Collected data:

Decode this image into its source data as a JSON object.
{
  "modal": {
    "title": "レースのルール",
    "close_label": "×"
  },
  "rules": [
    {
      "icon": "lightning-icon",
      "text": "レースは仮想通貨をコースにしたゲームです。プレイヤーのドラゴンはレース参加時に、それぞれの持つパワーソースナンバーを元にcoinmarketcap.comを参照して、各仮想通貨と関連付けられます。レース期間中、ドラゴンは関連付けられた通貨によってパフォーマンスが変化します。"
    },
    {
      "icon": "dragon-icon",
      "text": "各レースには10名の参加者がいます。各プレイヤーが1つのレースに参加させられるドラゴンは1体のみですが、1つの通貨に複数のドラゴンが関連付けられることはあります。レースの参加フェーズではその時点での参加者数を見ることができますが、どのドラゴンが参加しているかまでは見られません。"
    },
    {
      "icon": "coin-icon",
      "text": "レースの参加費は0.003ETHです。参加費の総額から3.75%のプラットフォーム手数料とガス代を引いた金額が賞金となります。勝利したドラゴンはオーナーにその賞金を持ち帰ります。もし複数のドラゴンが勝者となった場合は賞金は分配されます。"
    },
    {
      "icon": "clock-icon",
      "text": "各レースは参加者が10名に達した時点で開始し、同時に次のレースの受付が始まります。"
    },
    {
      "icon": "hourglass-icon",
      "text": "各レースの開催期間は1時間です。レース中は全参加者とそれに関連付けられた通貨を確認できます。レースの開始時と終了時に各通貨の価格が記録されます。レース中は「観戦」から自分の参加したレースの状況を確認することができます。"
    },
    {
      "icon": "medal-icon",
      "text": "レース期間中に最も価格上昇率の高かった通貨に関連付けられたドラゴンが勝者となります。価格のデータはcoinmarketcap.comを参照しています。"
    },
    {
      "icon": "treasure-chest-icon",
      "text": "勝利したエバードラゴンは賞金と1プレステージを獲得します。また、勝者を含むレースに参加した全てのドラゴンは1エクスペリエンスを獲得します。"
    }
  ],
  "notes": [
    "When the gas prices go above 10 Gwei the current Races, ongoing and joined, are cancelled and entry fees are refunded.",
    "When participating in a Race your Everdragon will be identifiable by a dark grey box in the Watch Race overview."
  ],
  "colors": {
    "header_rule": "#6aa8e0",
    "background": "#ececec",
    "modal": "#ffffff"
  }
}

==

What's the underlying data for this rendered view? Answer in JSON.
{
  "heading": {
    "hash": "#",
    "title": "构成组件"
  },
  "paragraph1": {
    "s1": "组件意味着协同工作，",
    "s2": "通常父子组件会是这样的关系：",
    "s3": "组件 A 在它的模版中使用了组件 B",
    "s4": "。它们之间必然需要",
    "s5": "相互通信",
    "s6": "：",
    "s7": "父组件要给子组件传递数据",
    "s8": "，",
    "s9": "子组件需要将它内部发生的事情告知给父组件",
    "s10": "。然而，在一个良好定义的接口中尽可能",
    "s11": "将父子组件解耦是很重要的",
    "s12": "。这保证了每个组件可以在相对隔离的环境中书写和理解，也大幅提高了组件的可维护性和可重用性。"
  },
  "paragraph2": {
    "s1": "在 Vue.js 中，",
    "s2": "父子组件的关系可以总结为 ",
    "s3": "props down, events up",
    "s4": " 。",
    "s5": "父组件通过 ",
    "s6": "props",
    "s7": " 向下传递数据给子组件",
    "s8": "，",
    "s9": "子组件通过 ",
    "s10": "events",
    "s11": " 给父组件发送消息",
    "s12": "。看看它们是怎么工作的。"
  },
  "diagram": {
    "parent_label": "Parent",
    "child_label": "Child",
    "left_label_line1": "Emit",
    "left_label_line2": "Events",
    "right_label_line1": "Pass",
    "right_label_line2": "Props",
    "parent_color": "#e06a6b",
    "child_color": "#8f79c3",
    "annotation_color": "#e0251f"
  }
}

--

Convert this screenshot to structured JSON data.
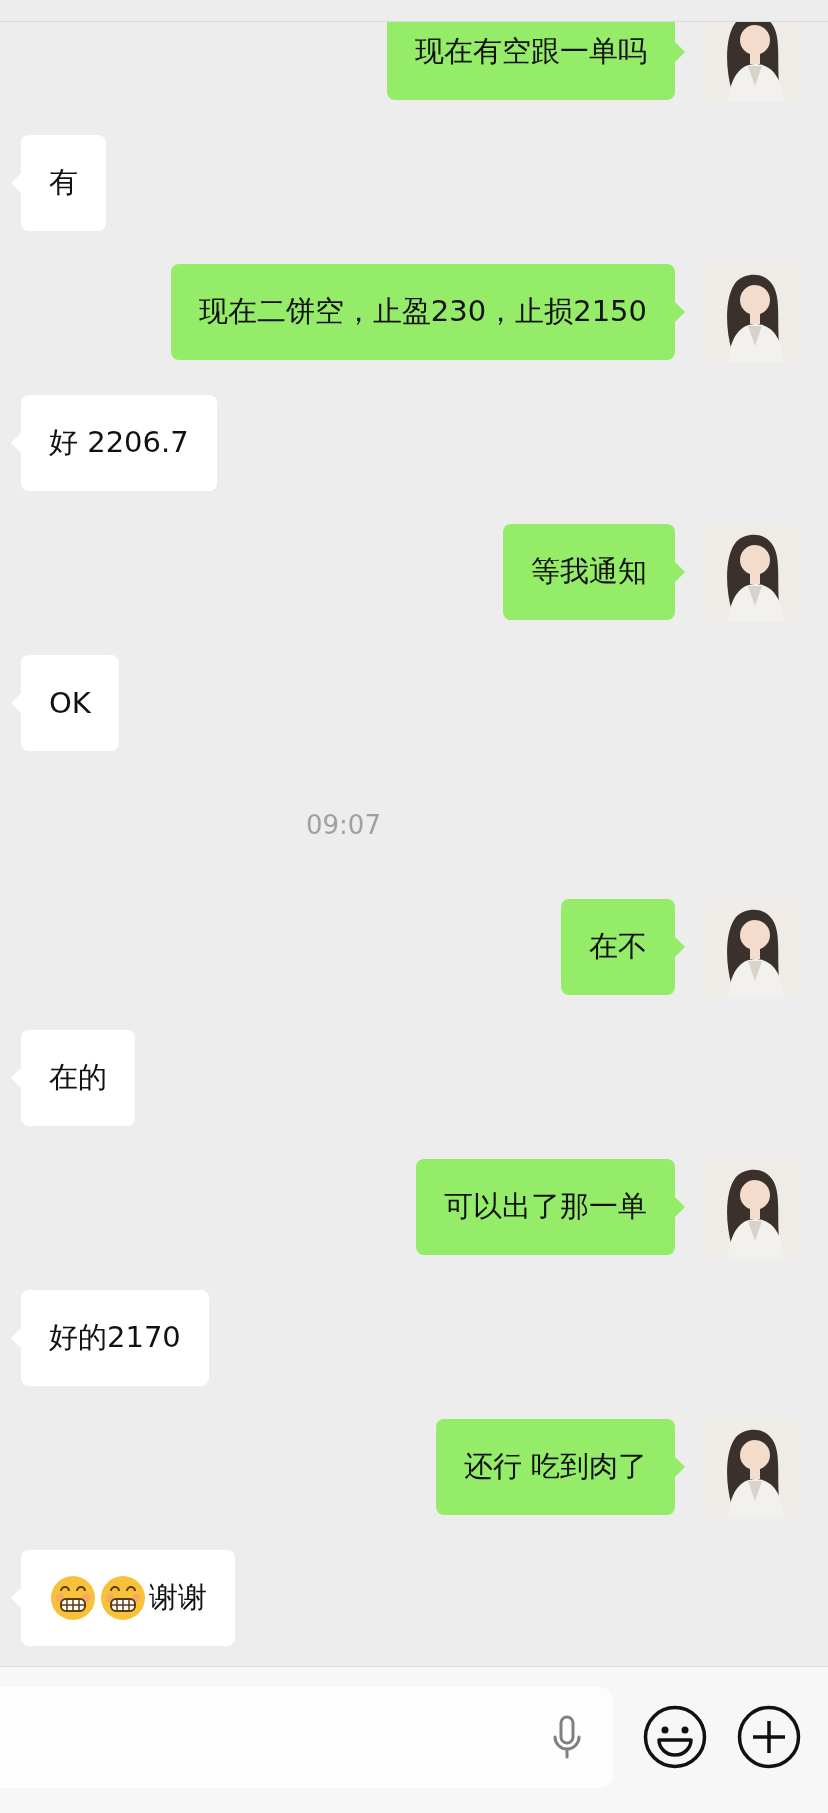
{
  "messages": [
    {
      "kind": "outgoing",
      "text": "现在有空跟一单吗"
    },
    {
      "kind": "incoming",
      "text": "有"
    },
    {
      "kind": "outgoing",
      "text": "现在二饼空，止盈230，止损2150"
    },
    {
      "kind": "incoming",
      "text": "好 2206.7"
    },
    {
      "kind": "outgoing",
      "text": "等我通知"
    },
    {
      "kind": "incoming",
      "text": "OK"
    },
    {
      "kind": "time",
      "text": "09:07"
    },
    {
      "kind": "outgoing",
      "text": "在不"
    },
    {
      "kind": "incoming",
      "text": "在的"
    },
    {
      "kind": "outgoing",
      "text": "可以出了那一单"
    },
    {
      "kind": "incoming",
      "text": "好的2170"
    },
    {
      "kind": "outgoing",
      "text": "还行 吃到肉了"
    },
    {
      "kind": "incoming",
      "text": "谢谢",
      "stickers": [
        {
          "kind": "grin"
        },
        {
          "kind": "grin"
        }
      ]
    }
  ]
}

Problem statement
Pull out every line of the entries that includes the word "When".

Worked answer
    "When the gas prices go above 10 Gwei the current Races, ongoing and joined, are cancelled and entry fees are refunded.",
    "When participating in a Race your Everdragon will be identifiable by a dark grey box in the Watch Race overview."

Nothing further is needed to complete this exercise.